• **Recorded information**:

^^^^^^^^^^^^^^^^

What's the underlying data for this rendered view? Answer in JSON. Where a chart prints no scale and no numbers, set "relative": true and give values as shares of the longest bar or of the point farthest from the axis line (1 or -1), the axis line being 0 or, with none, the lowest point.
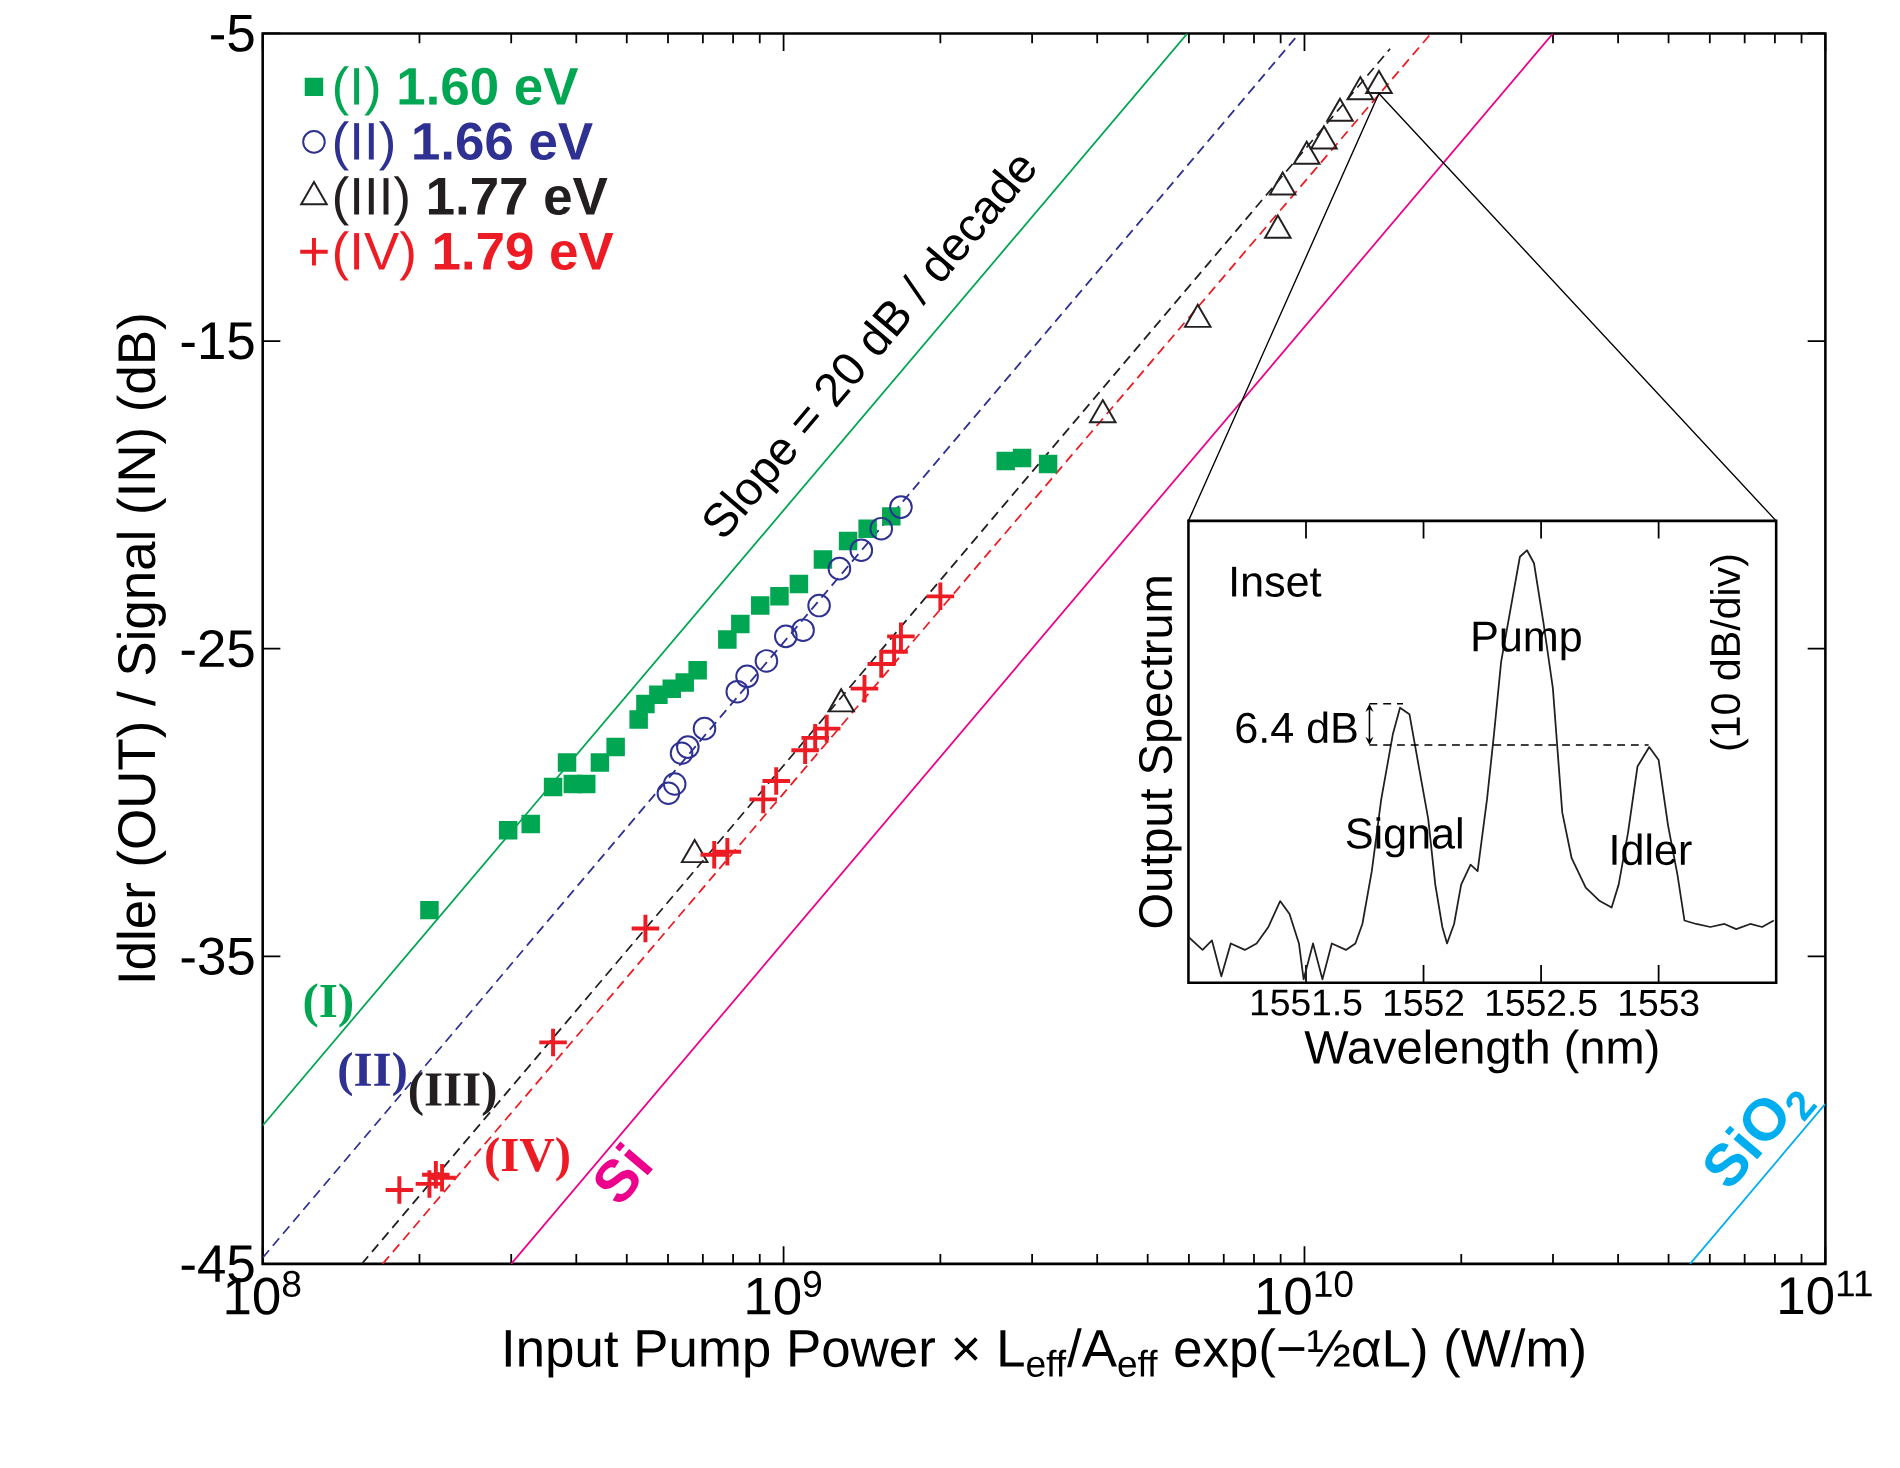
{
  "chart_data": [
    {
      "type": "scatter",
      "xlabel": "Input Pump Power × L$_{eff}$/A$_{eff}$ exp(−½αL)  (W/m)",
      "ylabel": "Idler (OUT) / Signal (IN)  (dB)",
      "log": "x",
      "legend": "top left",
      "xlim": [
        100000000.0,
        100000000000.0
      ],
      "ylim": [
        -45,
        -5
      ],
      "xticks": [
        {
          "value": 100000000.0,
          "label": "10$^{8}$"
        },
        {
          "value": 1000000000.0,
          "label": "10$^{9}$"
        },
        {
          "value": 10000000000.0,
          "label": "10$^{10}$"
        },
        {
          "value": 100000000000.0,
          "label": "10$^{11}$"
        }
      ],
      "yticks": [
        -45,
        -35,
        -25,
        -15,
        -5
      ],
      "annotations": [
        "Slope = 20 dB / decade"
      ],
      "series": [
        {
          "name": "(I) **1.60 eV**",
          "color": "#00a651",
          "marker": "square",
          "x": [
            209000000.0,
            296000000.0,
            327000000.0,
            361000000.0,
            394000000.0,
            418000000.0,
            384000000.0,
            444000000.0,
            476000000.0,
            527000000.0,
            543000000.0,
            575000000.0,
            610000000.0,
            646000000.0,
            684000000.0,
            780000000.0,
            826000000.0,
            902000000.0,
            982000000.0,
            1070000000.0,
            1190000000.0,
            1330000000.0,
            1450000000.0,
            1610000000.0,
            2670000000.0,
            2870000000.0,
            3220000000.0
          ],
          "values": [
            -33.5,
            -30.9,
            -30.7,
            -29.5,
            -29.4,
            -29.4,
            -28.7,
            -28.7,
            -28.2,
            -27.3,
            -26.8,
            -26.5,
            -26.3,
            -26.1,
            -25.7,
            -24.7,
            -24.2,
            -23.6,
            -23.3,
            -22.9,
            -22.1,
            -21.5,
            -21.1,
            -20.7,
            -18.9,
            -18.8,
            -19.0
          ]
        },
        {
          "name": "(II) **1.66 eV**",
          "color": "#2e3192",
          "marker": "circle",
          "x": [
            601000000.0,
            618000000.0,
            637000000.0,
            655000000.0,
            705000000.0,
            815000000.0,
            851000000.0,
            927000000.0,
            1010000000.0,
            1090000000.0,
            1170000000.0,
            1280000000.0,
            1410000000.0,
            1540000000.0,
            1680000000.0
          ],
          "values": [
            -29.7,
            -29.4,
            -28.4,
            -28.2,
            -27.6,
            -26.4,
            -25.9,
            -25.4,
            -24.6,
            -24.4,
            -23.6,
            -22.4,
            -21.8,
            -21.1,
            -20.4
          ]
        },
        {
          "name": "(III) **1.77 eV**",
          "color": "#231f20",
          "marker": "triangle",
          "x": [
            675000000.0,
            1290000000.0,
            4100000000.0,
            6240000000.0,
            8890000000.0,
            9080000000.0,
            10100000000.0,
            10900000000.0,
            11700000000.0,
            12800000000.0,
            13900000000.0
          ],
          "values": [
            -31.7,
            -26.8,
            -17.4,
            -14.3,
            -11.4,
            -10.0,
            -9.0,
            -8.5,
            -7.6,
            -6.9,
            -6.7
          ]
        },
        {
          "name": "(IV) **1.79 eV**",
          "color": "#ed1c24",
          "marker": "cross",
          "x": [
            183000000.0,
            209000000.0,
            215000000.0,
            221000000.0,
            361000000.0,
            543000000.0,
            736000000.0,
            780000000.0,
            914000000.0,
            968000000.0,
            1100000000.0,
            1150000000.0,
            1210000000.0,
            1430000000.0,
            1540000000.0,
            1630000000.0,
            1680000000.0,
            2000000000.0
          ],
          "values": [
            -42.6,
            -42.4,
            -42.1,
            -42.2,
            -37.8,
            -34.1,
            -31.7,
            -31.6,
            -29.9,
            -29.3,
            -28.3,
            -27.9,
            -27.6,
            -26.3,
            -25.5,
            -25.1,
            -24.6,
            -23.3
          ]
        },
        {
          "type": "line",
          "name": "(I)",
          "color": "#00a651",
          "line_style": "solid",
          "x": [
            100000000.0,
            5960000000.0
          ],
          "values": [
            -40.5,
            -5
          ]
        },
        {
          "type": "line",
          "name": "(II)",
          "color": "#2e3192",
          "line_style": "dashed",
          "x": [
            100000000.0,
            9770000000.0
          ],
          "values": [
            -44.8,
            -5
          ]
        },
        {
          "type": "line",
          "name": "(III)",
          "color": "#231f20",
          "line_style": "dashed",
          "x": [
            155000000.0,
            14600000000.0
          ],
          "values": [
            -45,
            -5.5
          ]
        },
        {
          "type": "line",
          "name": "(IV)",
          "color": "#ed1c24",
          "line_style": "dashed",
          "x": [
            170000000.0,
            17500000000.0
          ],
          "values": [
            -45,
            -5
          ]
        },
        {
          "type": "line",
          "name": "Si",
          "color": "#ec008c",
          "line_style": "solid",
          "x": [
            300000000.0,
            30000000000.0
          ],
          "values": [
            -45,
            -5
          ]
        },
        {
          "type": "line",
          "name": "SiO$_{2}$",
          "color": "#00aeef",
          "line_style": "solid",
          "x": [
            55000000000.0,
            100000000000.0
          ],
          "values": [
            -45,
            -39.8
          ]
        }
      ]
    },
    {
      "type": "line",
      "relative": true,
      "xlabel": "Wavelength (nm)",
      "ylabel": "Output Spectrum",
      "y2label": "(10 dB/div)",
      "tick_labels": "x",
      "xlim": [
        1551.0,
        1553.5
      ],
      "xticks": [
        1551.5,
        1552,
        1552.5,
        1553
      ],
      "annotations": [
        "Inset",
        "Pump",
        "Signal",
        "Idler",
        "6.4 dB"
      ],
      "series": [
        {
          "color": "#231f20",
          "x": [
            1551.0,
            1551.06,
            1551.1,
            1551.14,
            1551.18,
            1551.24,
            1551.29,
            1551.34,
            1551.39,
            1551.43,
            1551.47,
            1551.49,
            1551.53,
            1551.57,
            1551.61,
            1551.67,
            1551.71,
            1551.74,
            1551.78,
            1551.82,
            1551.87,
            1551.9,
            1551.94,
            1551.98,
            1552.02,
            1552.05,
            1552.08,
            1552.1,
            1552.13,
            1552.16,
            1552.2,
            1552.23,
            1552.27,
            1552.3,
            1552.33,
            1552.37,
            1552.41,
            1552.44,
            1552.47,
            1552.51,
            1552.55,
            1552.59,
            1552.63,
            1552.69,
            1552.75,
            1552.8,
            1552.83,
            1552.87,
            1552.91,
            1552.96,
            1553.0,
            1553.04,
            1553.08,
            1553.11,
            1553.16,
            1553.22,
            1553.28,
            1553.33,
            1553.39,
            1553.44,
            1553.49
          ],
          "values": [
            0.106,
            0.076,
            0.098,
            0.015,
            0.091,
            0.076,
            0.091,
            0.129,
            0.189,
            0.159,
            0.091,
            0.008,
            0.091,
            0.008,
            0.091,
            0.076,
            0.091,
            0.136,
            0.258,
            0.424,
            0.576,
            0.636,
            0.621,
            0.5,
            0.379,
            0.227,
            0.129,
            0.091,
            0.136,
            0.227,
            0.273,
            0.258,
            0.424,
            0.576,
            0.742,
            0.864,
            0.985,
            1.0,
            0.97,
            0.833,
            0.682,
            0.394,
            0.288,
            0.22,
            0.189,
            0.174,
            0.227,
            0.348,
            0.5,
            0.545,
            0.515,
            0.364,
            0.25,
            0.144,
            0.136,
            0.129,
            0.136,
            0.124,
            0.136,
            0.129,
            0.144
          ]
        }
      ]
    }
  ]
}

^^^^^^^^^^^^^^^^

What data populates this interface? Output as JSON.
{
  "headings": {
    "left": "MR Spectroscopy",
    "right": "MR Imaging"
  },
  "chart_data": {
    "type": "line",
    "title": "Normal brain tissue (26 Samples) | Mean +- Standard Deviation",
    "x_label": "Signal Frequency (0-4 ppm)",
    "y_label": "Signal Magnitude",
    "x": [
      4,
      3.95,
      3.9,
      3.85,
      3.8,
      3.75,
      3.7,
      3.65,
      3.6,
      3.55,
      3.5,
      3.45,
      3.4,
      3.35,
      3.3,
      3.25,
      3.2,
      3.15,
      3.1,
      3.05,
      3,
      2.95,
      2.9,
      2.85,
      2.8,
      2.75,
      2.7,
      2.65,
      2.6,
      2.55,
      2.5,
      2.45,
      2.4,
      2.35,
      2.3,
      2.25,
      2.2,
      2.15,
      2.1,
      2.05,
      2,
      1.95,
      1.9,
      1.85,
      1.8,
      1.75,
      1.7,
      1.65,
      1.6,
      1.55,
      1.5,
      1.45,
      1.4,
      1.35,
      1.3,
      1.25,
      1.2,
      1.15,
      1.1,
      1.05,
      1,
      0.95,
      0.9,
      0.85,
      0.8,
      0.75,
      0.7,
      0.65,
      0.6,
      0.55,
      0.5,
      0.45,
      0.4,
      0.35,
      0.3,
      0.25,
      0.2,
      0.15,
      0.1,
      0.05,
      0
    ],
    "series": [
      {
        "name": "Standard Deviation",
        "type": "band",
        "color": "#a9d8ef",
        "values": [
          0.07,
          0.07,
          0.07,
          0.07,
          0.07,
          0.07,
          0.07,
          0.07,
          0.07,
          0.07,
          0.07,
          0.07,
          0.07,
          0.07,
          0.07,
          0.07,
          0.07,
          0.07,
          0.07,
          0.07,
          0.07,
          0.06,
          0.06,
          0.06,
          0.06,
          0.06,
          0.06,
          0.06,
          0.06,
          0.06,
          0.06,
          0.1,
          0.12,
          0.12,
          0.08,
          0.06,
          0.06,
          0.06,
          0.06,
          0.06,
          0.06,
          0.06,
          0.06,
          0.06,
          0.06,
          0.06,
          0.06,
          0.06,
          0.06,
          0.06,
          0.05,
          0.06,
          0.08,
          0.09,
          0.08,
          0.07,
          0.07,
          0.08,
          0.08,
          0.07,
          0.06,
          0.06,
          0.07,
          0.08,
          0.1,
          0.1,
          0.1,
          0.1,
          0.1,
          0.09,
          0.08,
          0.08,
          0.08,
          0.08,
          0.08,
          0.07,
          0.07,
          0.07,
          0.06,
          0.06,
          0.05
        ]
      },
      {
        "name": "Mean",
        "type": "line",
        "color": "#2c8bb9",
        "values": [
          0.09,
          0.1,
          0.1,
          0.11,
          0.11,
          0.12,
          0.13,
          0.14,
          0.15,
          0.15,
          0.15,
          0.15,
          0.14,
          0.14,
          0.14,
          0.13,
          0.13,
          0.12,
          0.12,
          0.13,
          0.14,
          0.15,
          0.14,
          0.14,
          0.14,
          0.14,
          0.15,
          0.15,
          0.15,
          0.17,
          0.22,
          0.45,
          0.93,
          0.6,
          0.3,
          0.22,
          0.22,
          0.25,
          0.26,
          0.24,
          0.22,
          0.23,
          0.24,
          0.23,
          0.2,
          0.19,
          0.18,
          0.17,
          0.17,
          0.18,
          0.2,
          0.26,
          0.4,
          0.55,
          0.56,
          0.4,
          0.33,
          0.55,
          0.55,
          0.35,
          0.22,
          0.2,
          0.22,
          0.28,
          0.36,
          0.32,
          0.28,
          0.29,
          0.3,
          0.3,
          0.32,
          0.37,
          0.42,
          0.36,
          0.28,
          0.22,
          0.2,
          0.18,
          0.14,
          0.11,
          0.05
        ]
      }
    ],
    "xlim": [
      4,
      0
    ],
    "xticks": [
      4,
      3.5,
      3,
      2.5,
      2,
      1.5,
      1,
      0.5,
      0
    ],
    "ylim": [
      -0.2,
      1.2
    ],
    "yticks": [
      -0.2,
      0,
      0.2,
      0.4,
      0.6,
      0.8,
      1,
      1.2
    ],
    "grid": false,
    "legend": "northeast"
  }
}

^^^^^^^^^^^^^^^^

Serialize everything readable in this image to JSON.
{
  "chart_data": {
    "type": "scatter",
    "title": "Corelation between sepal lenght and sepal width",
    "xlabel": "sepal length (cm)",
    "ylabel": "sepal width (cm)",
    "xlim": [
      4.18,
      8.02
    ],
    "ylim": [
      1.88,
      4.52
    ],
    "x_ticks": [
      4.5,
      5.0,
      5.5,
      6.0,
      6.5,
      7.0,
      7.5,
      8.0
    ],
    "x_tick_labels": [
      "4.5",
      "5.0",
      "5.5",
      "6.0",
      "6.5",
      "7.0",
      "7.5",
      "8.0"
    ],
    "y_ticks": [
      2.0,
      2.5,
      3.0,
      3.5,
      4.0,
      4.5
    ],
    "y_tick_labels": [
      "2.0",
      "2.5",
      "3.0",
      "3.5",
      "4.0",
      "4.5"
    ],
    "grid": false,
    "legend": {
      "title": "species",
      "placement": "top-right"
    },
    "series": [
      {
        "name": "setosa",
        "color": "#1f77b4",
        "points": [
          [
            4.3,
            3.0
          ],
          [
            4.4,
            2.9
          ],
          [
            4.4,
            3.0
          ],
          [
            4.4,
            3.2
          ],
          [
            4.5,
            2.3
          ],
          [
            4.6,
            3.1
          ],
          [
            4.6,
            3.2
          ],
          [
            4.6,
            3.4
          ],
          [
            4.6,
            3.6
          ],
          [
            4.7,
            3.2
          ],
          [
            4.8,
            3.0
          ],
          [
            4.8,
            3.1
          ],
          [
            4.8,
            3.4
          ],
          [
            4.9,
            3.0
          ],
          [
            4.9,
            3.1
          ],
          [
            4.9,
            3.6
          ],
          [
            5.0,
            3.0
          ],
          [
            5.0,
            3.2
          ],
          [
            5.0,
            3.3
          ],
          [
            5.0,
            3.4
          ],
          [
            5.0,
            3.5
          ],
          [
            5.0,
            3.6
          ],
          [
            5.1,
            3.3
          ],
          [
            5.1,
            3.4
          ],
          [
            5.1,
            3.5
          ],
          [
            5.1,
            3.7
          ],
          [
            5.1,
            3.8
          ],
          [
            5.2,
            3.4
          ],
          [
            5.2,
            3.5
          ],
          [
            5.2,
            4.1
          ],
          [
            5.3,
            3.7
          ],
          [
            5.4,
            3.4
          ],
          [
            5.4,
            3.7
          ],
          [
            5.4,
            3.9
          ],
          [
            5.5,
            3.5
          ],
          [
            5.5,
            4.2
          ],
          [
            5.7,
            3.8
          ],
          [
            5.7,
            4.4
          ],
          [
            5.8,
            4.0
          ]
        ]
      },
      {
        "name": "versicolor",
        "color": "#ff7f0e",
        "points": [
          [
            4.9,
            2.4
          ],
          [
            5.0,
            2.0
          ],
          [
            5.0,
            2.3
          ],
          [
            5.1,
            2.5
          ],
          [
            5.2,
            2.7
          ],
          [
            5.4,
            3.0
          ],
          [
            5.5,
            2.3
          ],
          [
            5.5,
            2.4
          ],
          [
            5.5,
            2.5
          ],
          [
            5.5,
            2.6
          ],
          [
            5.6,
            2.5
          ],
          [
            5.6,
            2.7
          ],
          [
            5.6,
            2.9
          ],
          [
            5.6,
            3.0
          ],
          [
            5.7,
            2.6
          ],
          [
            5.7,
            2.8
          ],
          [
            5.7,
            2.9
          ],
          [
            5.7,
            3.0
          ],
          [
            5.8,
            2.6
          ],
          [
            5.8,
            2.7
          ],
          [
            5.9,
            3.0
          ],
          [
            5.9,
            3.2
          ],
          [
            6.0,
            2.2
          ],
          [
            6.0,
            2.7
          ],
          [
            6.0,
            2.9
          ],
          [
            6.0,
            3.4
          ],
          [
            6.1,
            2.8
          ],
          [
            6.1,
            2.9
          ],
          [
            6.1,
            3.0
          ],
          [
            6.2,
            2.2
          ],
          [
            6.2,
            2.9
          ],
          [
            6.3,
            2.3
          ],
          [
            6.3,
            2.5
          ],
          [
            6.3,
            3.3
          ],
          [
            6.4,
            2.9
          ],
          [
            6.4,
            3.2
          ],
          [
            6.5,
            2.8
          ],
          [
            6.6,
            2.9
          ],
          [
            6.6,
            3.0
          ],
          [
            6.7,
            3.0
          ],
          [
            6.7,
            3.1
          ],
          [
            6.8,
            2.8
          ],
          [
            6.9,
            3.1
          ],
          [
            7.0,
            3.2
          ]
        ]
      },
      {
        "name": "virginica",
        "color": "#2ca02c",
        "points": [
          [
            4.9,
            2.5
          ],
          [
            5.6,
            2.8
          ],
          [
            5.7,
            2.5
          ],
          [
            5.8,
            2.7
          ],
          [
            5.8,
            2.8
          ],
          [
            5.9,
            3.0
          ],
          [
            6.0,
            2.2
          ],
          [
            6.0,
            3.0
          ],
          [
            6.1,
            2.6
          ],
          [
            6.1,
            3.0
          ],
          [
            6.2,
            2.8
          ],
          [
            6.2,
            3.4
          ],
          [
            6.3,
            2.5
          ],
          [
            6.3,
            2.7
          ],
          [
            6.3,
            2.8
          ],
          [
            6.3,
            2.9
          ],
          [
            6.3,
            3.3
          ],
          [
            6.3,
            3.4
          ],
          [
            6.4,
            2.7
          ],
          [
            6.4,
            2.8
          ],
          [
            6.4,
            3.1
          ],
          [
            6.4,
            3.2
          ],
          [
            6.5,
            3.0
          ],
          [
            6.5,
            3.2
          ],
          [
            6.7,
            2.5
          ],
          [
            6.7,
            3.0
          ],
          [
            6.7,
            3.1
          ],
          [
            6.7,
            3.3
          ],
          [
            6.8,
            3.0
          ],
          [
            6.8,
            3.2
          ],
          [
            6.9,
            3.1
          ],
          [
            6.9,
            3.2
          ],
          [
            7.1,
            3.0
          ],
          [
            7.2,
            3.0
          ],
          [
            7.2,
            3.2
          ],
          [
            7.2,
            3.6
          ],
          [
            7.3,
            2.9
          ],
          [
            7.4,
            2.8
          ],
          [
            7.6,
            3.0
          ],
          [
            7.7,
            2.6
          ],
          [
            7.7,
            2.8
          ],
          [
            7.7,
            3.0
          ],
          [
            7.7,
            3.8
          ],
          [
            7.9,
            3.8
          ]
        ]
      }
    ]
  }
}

^^^^^^^^^^^^^^^^

• **What the task requires**: Of the lines in the data, how many hold the string "relative"? State the number, nothing else.

• **Result**: 2